App and web page records:
# # # # #
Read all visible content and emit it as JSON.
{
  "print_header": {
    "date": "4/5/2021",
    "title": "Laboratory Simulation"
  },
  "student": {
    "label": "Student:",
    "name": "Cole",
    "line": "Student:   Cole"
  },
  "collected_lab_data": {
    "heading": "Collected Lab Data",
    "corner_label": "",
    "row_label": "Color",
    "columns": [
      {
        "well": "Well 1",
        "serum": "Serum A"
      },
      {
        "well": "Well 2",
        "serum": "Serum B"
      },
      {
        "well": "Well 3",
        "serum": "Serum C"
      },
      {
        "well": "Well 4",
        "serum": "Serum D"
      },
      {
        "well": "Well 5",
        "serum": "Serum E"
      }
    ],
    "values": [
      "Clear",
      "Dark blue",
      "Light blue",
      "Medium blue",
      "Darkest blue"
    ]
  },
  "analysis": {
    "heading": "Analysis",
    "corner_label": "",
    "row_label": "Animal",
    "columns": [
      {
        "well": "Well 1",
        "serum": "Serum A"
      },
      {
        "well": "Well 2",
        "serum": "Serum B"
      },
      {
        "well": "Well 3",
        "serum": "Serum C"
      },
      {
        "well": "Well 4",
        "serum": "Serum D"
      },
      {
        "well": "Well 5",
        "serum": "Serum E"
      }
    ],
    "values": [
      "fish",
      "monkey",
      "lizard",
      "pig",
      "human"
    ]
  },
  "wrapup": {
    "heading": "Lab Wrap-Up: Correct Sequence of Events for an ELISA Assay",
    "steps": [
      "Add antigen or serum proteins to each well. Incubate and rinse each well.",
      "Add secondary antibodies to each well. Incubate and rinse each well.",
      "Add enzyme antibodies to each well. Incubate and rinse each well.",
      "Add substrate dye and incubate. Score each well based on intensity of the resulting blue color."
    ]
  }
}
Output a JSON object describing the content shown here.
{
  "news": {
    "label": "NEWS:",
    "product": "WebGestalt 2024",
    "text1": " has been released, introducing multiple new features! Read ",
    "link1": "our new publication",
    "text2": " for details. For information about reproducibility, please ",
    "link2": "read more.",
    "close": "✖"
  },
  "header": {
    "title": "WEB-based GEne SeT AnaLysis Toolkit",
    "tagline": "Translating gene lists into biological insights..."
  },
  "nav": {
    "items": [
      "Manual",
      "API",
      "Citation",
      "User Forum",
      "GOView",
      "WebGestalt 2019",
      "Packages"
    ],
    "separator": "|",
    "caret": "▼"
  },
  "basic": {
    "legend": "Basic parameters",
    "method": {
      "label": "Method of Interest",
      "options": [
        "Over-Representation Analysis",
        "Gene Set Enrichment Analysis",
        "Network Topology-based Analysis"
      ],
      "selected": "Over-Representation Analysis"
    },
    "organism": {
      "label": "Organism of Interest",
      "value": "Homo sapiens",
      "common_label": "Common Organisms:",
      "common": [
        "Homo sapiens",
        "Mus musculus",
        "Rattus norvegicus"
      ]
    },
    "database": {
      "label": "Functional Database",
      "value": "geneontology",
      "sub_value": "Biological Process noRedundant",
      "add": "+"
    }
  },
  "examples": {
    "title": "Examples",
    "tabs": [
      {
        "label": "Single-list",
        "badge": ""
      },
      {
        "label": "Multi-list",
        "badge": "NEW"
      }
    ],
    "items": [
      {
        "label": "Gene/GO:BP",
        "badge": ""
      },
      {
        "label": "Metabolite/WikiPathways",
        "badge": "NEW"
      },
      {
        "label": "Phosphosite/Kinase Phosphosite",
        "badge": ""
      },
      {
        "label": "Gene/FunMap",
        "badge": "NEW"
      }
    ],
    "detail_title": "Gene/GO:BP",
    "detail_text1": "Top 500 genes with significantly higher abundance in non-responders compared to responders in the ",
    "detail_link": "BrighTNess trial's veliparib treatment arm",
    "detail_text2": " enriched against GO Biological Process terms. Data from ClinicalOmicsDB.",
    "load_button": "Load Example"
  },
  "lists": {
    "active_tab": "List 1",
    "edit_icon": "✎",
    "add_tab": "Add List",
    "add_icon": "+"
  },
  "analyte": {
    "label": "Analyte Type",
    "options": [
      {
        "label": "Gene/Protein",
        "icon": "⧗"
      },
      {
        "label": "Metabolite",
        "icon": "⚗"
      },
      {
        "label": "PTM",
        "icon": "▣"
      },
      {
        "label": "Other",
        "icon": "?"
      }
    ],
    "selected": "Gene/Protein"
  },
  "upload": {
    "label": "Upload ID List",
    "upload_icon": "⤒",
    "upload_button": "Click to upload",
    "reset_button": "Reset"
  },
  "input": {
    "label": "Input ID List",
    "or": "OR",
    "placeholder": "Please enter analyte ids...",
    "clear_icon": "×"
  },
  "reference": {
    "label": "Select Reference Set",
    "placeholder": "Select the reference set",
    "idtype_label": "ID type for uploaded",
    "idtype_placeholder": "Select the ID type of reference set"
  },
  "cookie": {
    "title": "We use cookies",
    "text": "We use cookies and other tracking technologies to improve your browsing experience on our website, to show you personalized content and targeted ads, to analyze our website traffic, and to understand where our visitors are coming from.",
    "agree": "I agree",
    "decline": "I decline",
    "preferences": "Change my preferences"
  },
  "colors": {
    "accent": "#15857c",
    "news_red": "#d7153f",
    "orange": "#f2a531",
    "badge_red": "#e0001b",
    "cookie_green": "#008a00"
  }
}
# # # # #
Task requirements:
Which lines in the entries above contain "WebGestalt"? Pull each of them out.

Answer to this task:
    "product": "WebGestalt 2024",
      "WebGestalt 2019",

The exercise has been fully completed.